▶ Objective: Show each line from the listing that includes the word "instructions".

-------------------------

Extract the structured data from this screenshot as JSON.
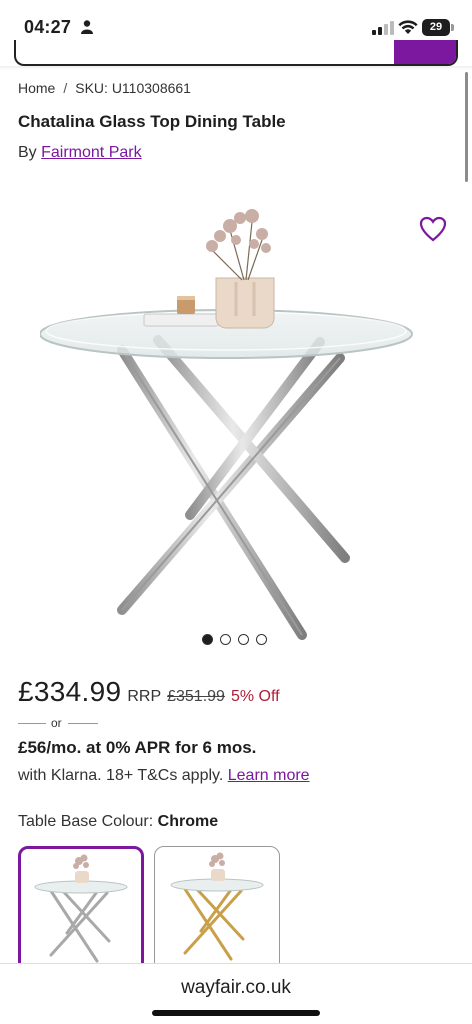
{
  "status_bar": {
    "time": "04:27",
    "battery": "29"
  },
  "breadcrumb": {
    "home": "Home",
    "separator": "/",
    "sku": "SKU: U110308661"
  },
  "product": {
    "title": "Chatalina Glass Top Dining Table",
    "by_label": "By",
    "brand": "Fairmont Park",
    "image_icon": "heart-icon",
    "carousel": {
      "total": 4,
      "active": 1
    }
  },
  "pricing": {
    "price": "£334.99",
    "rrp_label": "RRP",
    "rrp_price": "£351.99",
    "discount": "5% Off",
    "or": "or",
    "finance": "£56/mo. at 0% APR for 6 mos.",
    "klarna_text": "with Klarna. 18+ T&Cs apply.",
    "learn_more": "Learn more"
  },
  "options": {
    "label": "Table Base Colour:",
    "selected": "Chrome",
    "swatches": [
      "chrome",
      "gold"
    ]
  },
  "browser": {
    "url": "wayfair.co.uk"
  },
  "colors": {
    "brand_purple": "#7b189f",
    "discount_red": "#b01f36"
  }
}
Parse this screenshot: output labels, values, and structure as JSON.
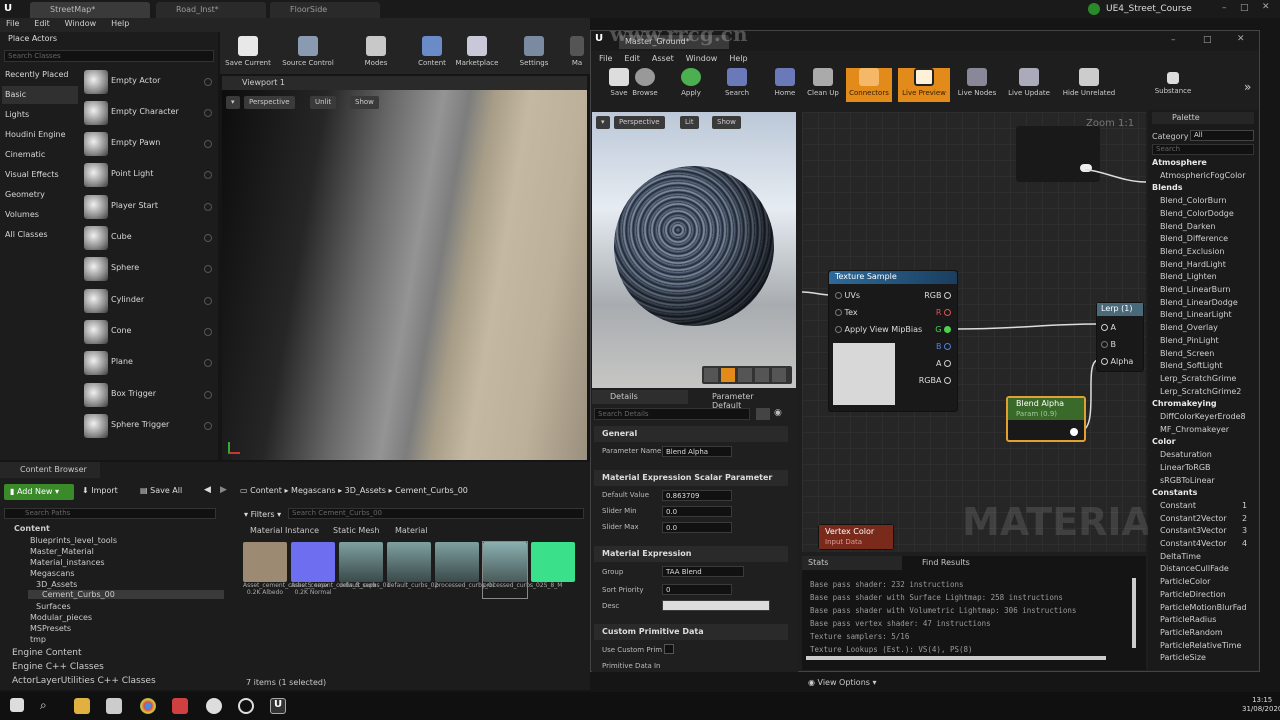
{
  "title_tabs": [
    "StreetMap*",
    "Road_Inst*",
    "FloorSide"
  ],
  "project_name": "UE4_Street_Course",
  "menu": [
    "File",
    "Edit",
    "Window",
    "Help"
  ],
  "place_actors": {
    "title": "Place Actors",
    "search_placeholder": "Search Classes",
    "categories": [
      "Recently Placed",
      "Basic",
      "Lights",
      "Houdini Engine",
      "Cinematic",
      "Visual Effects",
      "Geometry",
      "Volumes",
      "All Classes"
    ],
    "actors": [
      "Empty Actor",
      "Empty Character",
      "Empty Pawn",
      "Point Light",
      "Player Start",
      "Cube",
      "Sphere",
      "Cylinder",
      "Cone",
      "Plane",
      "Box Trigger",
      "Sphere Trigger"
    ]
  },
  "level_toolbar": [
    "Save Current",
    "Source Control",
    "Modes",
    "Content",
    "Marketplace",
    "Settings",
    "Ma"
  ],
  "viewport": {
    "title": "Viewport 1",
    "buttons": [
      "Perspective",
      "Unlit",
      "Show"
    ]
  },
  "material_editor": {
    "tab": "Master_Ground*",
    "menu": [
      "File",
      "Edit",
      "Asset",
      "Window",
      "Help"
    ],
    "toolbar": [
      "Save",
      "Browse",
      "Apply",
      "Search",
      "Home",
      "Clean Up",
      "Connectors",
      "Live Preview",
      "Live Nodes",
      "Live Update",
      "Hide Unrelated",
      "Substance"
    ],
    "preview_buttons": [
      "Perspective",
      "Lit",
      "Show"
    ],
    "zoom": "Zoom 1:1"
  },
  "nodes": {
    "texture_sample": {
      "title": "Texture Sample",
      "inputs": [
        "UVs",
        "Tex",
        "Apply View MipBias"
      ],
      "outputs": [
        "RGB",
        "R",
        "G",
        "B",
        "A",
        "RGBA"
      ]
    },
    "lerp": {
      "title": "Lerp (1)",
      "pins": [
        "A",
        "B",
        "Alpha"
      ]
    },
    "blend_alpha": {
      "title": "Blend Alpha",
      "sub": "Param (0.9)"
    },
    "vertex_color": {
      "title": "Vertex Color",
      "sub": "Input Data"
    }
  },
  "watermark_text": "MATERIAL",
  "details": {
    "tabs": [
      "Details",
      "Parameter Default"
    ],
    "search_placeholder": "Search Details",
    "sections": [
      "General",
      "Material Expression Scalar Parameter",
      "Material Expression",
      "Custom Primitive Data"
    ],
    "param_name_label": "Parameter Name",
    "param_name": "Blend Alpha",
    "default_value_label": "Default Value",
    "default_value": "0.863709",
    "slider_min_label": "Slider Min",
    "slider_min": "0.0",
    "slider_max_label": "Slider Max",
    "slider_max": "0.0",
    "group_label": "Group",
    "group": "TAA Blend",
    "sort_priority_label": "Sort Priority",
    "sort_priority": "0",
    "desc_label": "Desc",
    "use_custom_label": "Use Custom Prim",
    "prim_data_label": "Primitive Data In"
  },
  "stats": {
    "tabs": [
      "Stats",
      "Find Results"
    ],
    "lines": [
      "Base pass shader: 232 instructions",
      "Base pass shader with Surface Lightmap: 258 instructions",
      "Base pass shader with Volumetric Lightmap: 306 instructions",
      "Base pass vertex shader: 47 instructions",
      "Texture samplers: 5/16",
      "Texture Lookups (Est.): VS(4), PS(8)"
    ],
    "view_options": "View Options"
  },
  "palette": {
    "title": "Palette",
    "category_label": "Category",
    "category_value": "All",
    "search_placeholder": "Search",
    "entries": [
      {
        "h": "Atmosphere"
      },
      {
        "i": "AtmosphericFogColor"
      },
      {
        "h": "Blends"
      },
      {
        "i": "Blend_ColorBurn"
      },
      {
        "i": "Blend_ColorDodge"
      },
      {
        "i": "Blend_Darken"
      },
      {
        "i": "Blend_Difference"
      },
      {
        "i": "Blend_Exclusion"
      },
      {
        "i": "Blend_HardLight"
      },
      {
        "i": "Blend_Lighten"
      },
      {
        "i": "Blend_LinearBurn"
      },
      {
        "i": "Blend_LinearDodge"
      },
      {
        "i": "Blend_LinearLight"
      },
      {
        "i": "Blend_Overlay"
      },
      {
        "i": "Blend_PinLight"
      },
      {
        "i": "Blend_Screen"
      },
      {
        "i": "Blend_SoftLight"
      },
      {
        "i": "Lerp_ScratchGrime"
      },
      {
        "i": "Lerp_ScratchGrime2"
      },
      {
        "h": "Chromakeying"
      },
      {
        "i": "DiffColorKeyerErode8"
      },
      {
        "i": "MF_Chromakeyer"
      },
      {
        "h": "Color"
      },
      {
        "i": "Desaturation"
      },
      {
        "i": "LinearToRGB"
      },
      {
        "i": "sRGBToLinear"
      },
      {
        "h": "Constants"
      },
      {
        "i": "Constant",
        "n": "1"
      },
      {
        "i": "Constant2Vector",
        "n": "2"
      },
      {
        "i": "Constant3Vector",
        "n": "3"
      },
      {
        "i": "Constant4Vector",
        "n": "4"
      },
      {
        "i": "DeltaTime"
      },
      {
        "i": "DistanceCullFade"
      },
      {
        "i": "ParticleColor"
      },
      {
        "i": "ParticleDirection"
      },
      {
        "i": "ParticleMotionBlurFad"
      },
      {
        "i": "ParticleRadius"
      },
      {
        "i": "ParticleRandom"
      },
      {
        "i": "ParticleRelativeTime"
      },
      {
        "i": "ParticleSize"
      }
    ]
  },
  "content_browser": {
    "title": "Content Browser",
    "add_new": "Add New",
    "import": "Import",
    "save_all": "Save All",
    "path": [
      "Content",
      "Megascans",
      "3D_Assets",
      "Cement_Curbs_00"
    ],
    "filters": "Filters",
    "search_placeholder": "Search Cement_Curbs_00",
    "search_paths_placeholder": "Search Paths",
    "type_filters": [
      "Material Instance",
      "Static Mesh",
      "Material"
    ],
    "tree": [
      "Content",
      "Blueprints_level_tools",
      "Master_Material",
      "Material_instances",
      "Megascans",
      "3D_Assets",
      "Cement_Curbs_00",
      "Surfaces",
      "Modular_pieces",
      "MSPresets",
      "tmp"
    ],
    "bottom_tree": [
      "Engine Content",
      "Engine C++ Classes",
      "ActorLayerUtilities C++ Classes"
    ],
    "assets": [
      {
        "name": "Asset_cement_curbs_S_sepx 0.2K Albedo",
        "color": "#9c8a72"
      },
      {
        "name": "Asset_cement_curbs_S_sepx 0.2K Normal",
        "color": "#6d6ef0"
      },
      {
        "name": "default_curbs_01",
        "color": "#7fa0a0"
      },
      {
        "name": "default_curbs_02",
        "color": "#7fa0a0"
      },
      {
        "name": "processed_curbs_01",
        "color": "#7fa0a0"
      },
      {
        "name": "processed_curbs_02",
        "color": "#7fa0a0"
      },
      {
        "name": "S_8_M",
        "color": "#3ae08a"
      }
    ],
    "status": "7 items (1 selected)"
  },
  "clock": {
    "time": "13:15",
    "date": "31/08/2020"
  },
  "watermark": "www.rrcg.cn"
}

-------------------------

▶ Output for this exercise:
      "Base pass shader: 232 instructions",
      "Base pass shader with Surface Lightmap: 258 instructions",
      "Base pass shader with Volumetric Lightmap: 306 instructions",
      "Base pass vertex shader: 47 instructions",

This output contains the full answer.